Exercise prompt. Look below and pull out each line with the word "熊妈妈说".

(Collection entries)

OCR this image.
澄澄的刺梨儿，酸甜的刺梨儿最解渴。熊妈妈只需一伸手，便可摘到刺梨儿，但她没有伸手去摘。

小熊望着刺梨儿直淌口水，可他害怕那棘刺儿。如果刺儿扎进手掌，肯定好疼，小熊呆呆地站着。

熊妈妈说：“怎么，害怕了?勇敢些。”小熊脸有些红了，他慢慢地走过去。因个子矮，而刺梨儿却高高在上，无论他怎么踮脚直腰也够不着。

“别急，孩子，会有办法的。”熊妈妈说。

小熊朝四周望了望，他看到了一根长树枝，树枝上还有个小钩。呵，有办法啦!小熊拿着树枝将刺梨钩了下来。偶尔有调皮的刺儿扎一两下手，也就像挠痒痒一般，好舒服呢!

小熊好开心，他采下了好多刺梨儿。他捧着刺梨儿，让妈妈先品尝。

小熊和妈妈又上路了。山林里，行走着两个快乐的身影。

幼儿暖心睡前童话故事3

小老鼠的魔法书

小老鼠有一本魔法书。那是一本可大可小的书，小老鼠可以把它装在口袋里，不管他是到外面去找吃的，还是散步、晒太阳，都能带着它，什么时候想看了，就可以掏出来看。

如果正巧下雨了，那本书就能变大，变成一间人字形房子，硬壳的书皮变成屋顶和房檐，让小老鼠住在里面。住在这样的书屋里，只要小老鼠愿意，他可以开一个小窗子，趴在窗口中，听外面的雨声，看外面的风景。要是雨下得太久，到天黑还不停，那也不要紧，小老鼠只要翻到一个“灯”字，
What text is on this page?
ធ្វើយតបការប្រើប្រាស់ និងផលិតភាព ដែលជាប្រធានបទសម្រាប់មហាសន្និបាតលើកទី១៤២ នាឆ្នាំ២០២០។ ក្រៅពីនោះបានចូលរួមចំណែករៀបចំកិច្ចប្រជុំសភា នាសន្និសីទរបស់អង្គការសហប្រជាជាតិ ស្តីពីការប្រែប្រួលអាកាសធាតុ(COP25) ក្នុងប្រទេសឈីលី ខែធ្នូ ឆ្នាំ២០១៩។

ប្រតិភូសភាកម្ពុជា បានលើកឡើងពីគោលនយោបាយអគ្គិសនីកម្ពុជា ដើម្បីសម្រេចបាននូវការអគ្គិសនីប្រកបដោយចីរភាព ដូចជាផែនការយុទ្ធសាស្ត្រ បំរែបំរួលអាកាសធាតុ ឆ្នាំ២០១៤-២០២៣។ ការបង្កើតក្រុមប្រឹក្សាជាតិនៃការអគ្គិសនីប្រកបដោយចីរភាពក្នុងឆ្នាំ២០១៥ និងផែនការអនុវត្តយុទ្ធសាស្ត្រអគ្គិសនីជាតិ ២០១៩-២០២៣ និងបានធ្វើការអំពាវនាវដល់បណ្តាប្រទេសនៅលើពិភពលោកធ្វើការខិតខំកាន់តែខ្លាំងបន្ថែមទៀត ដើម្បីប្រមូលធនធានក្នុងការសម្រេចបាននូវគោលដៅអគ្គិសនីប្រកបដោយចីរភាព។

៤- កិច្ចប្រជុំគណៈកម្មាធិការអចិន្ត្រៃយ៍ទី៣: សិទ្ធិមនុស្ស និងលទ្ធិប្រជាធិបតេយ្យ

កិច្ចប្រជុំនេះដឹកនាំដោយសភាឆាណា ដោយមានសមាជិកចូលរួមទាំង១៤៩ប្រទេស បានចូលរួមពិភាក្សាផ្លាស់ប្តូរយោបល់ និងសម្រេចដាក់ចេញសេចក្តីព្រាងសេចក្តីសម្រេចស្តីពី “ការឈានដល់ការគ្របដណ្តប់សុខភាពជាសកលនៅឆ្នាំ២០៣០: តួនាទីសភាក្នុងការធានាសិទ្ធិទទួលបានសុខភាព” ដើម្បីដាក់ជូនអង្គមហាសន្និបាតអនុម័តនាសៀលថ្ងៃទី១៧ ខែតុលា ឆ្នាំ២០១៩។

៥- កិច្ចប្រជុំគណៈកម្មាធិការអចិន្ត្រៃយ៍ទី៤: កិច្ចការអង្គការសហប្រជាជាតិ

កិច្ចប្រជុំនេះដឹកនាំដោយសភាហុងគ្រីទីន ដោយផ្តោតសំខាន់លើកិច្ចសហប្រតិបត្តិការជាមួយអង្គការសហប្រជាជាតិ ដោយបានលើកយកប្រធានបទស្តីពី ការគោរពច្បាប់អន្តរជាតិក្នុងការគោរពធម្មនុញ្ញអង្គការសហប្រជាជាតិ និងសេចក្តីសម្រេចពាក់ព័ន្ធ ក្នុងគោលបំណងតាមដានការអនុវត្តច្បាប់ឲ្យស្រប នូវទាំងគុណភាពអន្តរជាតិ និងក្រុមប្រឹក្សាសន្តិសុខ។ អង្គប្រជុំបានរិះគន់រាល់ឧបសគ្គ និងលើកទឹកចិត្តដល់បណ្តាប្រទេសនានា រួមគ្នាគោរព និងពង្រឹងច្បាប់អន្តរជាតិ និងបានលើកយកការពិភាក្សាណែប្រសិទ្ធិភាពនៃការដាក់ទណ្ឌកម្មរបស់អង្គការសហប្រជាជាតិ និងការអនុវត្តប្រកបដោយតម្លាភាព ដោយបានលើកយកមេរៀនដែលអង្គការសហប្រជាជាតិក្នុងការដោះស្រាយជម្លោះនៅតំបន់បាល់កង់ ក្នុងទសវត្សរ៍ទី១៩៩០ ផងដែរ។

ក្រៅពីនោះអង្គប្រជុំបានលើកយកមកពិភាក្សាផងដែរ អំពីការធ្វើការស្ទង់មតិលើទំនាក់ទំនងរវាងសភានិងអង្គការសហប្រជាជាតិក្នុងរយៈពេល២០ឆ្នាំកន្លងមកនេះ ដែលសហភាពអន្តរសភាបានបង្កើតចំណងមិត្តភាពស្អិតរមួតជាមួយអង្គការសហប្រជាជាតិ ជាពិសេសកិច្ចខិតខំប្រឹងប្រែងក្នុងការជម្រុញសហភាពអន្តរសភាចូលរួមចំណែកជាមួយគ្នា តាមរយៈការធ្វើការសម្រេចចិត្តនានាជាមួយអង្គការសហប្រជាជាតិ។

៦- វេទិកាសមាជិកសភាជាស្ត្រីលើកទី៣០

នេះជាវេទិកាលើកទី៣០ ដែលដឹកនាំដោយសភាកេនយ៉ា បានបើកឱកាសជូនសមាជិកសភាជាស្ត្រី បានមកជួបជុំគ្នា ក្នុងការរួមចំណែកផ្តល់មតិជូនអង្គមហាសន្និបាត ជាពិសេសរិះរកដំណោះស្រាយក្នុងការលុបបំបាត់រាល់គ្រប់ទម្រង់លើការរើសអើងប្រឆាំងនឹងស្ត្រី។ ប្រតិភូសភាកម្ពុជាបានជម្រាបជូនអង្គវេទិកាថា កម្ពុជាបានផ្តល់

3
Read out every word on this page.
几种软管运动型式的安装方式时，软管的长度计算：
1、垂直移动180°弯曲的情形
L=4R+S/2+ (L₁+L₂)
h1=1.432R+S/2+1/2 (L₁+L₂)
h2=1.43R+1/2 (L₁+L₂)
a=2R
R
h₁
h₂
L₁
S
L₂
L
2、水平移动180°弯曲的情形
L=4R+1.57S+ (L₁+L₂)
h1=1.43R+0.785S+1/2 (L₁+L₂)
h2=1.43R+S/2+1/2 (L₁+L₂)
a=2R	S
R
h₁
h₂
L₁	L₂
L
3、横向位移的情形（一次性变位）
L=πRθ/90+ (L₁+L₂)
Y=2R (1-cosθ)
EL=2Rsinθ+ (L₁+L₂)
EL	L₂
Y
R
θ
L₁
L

The answer.
熊妈妈说：“怎么，害怕了?勇敢些。”小熊脸有些红了，他慢慢地走过去。因个子矮，而刺梨儿却高高在上，无论他怎么踮脚直腰也够不着。
“别急，孩子，会有办法的。”熊妈妈说。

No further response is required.